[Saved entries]
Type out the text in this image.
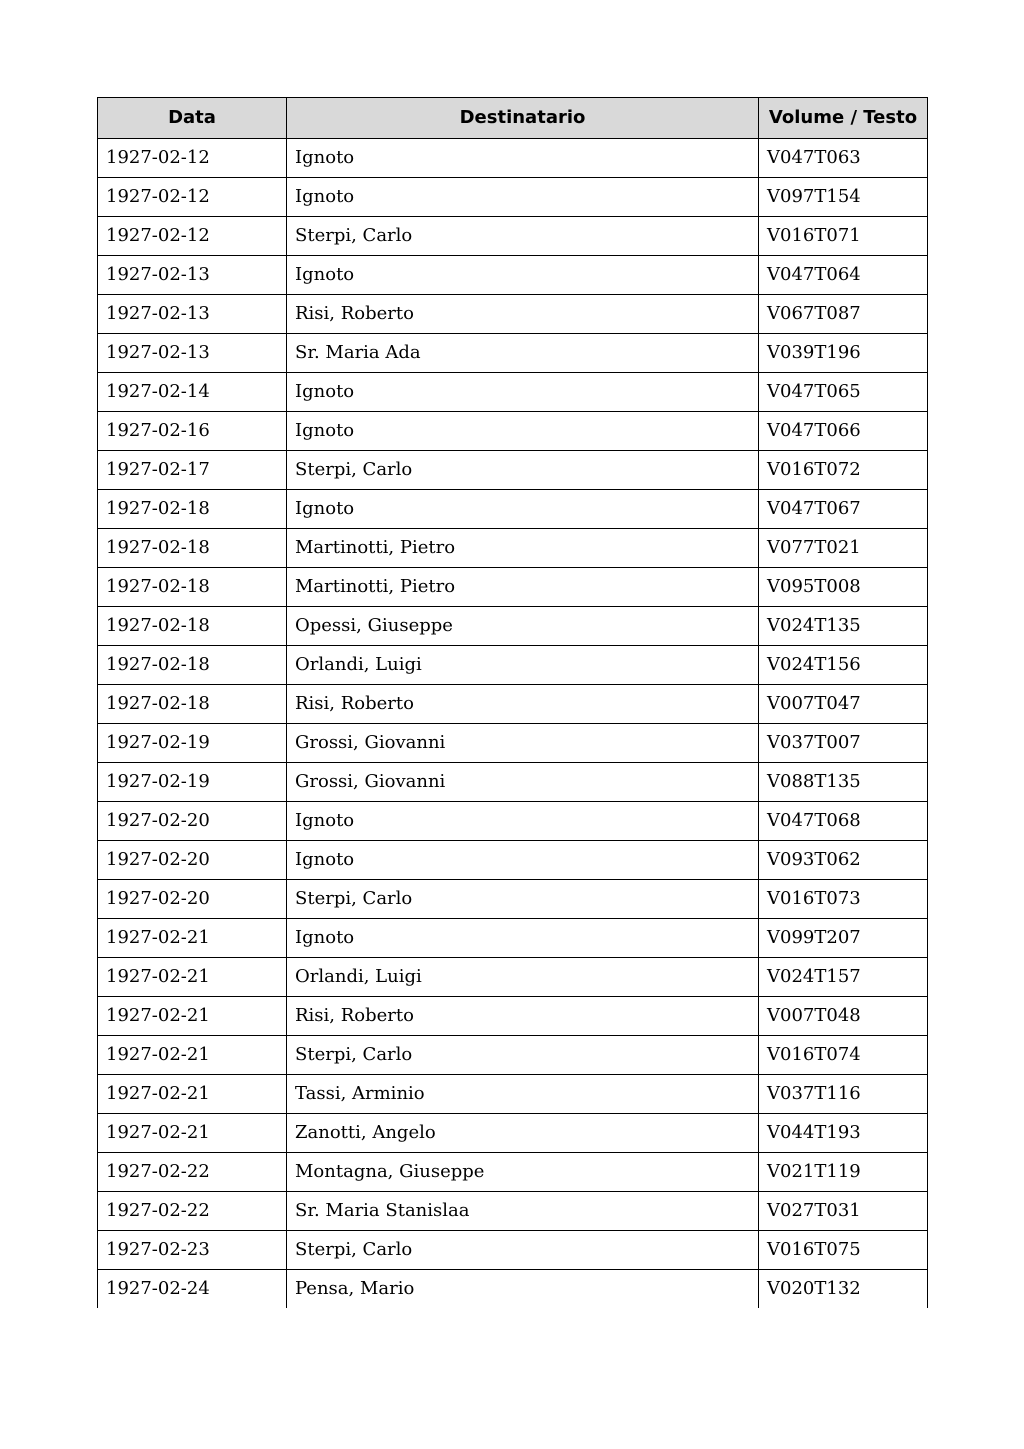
Data	Destinatario	Volume / Testo
1927-02-12	Ignoto	V047T063
1927-02-12	Ignoto	V097T154
1927-02-12	Sterpi, Carlo	V016T071
1927-02-13	Ignoto	V047T064
1927-02-13	Risi, Roberto	V067T087
1927-02-13	Sr. Maria Ada	V039T196
1927-02-14	Ignoto	V047T065
1927-02-16	Ignoto	V047T066
1927-02-17	Sterpi, Carlo	V016T072
1927-02-18	Ignoto	V047T067
1927-02-18	Martinotti, Pietro	V077T021
1927-02-18	Martinotti, Pietro	V095T008
1927-02-18	Opessi, Giuseppe	V024T135
1927-02-18	Orlandi, Luigi	V024T156
1927-02-18	Risi, Roberto	V007T047
1927-02-19	Grossi, Giovanni	V037T007
1927-02-19	Grossi, Giovanni	V088T135
1927-02-20	Ignoto	V047T068
1927-02-20	Ignoto	V093T062
1927-02-20	Sterpi, Carlo	V016T073
1927-02-21	Ignoto	V099T207
1927-02-21	Orlandi, Luigi	V024T157
1927-02-21	Risi, Roberto	V007T048
1927-02-21	Sterpi, Carlo	V016T074
1927-02-21	Tassi, Arminio	V037T116
1927-02-21	Zanotti, Angelo	V044T193
1927-02-22	Montagna, Giuseppe	V021T119
1927-02-22	Sr. Maria Stanislaa	V027T031
1927-02-23	Sterpi, Carlo	V016T075
1927-02-24	Pensa, Mario	V020T132
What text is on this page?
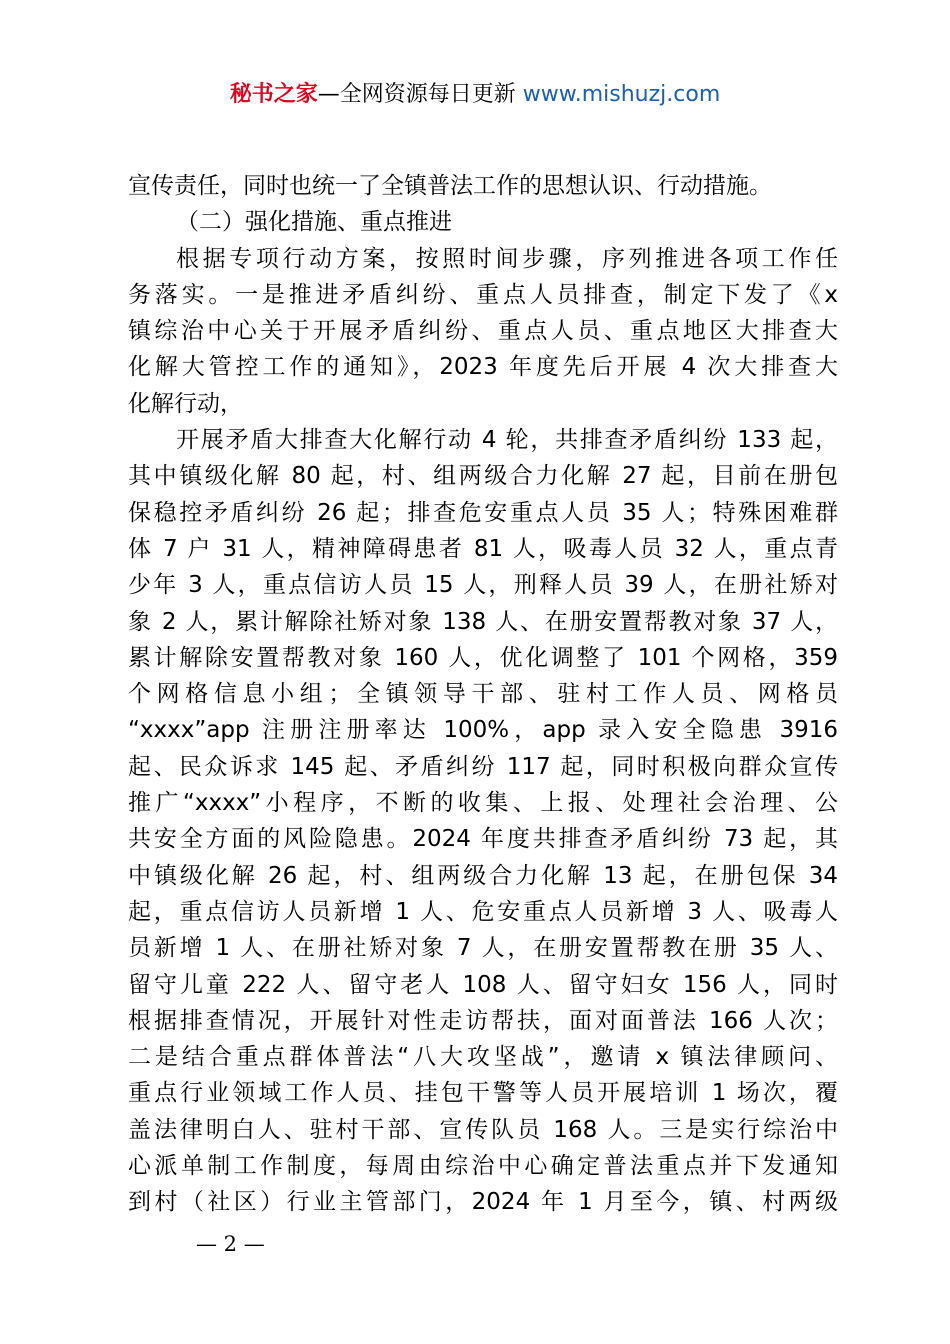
秘书之家—全网资源每日更新 www.mishuzj.com
宣传责任，同时也统一了全镇普法工作的思想认识、行动措施。
（二）强化措施、重点推进
根据专项行动方案，按照时间步骤，序列推进各项工作任
务落实。一是推进矛盾纠纷、重点人员排查，制定下发了《x
镇综治中心关于开展矛盾纠纷、重点人员、重点地区大排查大
化解大管控工作的通知》，2023 年度先后开展 4 次大排查大
化解行动，
开展矛盾大排查大化解行动 4 轮，共排查矛盾纠纷 133 起，
其中镇级化解 80 起，村、组两级合力化解 27 起，目前在册包
保稳控矛盾纠纷 26 起；排查危安重点人员 35 人；特殊困难群
体 7 户 31 人，精神障碍患者 81 人，吸毒人员 32 人，重点青
少年 3 人，重点信访人员 15 人，刑释人员 39 人，在册社矫对
象 2 人，累计解除社矫对象 138 人、在册安置帮教对象 37 人，
累计解除安置帮教对象 160 人，优化调整了 101 个网格，359
个网格信息小组；全镇领导干部、驻村工作人员、网格员
“xxxx”app 注册注册率达 100%，app 录入安全隐患 3916
起、民众诉求 145 起、矛盾纠纷 117 起，同时积极向群众宣传
推广“xxxx”小程序，不断的收集、上报、处理社会治理、公
共安全方面的风险隐患。2024 年度共排查矛盾纠纷 73 起，其
中镇级化解 26 起，村、组两级合力化解 13 起，在册包保 34
起，重点信访人员新增 1 人、危安重点人员新增 3 人、吸毒人
员新增 1 人、在册社矫对象 7 人，在册安置帮教在册 35 人、
留守儿童 222 人、留守老人 108 人、留守妇女 156 人，同时
根据排查情况，开展针对性走访帮扶，面对面普法 166 人次；
二是结合重点群体普法“八大攻坚战”，邀请 x 镇法律顾问、
重点行业领域工作人员、挂包干警等人员开展培训 1 场次，覆
盖法律明白人、驻村干部、宣传队员 168 人。三是实行综治中
心派单制工作制度，每周由综治中心确定普法重点并下发通知
到村（社区）行业主管部门，2024 年 1 月至今，镇、村两级
— 2 —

What to work on: From the listing above, collect every line that mentions the word "Pietro".

Answer for the task:
1927-02-18	Martinotti, Pietro	V077T021
1927-02-18	Martinotti, Pietro	V095T008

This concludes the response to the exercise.